### TASK BRIEF
Print every entry, word for word, and skip the images.

_____

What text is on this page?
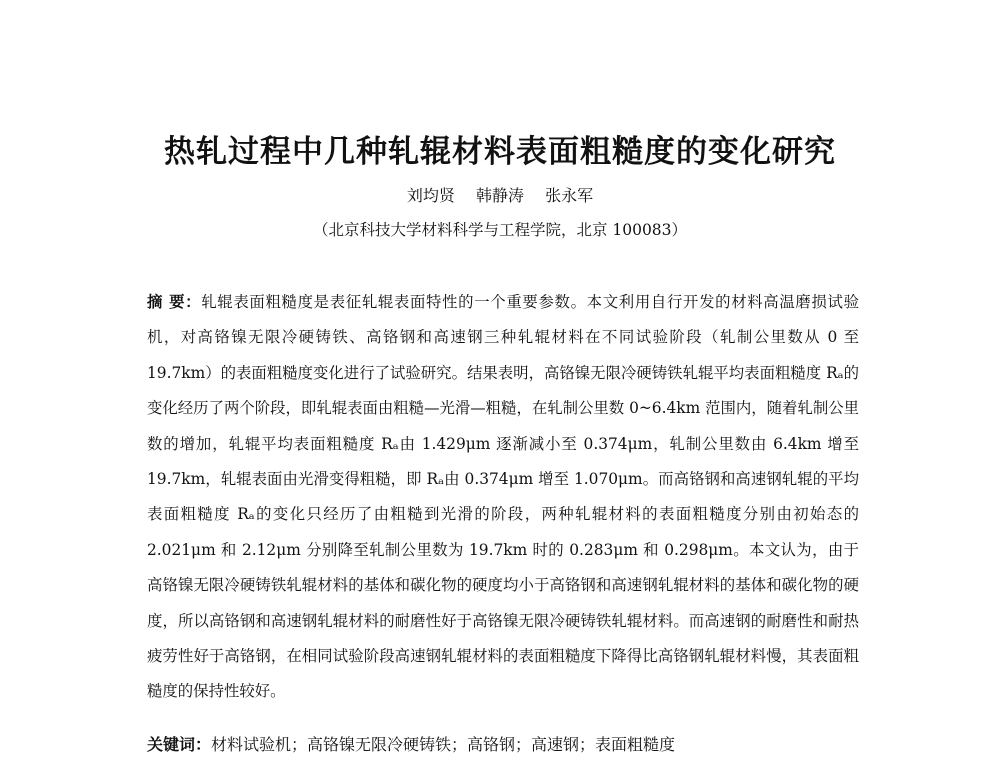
热轧过程中几种轧辊材料表面粗糙度的变化研究
刘均贤 韩静涛 张永军
（北京科技大学材料科学与工程学院，北京 100083）
摘 要：轧辊表面粗糙度是表征轧辊表面特性的一个重要参数。本文利用自行开发的材料高温磨损试验机，对高铬镍无限冷硬铸铁、高铬钢和高速钢三种轧辊材料在不同试验阶段（轧制公里数从 0 至 19.7km）的表面粗糙度变化进行了试验研究。结果表明，高铬镍无限冷硬铸铁轧辊平均表面粗糙度 Rₐ的变化经历了两个阶段，即轧辊表面由粗糙—光滑—粗糙，在轧制公里数 0~6.4km 范围内，随着轧制公里数的增加，轧辊平均表面粗糙度 Rₐ由 1.429μm 逐渐减小至 0.374μm，轧制公里数由 6.4km 增至 19.7km，轧辊表面由光滑变得粗糙，即 Rₐ由 0.374μm 增至 1.070μm。而高铬钢和高速钢轧辊的平均表面粗糙度 Rₐ的变化只经历了由粗糙到光滑的阶段，两种轧辊材料的表面粗糙度分别由初始态的 2.021μm 和 2.12μm 分别降至轧制公里数为 19.7km 时的 0.283μm 和 0.298μm。本文认为，由于高铬镍无限冷硬铸铁轧辊材料的基体和碳化物的硬度均小于高铬钢和高速钢轧辊材料的基体和碳化物的硬度，所以高铬钢和高速钢轧辊材料的耐磨性好于高铬镍无限冷硬铸铁轧辊材料。而高速钢的耐磨性和耐热疲劳性好于高铬钢，在相同试验阶段高速钢轧辊材料的表面粗糙度下降得比高铬钢轧辊材料慢，其表面粗糙度的保持性较好。
关键词：材料试验机；高铬镍无限冷硬铸铁；高铬钢；高速钢；表面粗糙度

_____

### EXPECTED OUTPUT
What text is on this page?
热轧过程中几种轧辊材料表面粗糙度的变化研究
刘均贤 韩静涛 张永军
（北京科技大学材料科学与工程学院，北京 100083）
摘 要：轧辊表面粗糙度是表征轧辊表面特性的一个重要参数。本文利用自行开发的材料高温磨损试验机，对高铬镍无限冷硬铸铁、高铬钢和高速钢三种轧辊材料在不同试验阶段（轧制公里数从 0 至 19.7km）的表面粗糙度变化进行了试验研究。结果表明，高铬镍无限冷硬铸铁轧辊平均表面粗糙度 Rₐ的变化经历了两个阶段，即轧辊表面由粗糙—光滑—粗糙，在轧制公里数 0~6.4km 范围内，随着轧制公里数的增加，轧辊平均表面粗糙度 Rₐ由 1.429μm 逐渐减小至 0.374μm，轧制公里数由 6.4km 增至 19.7km，轧辊表面由光滑变得粗糙，即 Rₐ由 0.374μm 增至 1.070μm。而高铬钢和高速钢轧辊的平均表面粗糙度 Rₐ的变化只经历了由粗糙到光滑的阶段，两种轧辊材料的表面粗糙度分别由初始态的 2.021μm 和 2.12μm 分别降至轧制公里数为 19.7km 时的 0.283μm 和 0.298μm。本文认为，由于高铬镍无限冷硬铸铁轧辊材料的基体和碳化物的硬度均小于高铬钢和高速钢轧辊材料的基体和碳化物的硬度，所以高铬钢和高速钢轧辊材料的耐磨性好于高铬镍无限冷硬铸铁轧辊材料。而高速钢的耐磨性和耐热疲劳性好于高铬钢，在相同试验阶段高速钢轧辊材料的表面粗糙度下降得比高铬钢轧辊材料慢，其表面粗糙度的保持性较好。
关键词：材料试验机；高铬镍无限冷硬铸铁；高铬钢；高速钢；表面粗糙度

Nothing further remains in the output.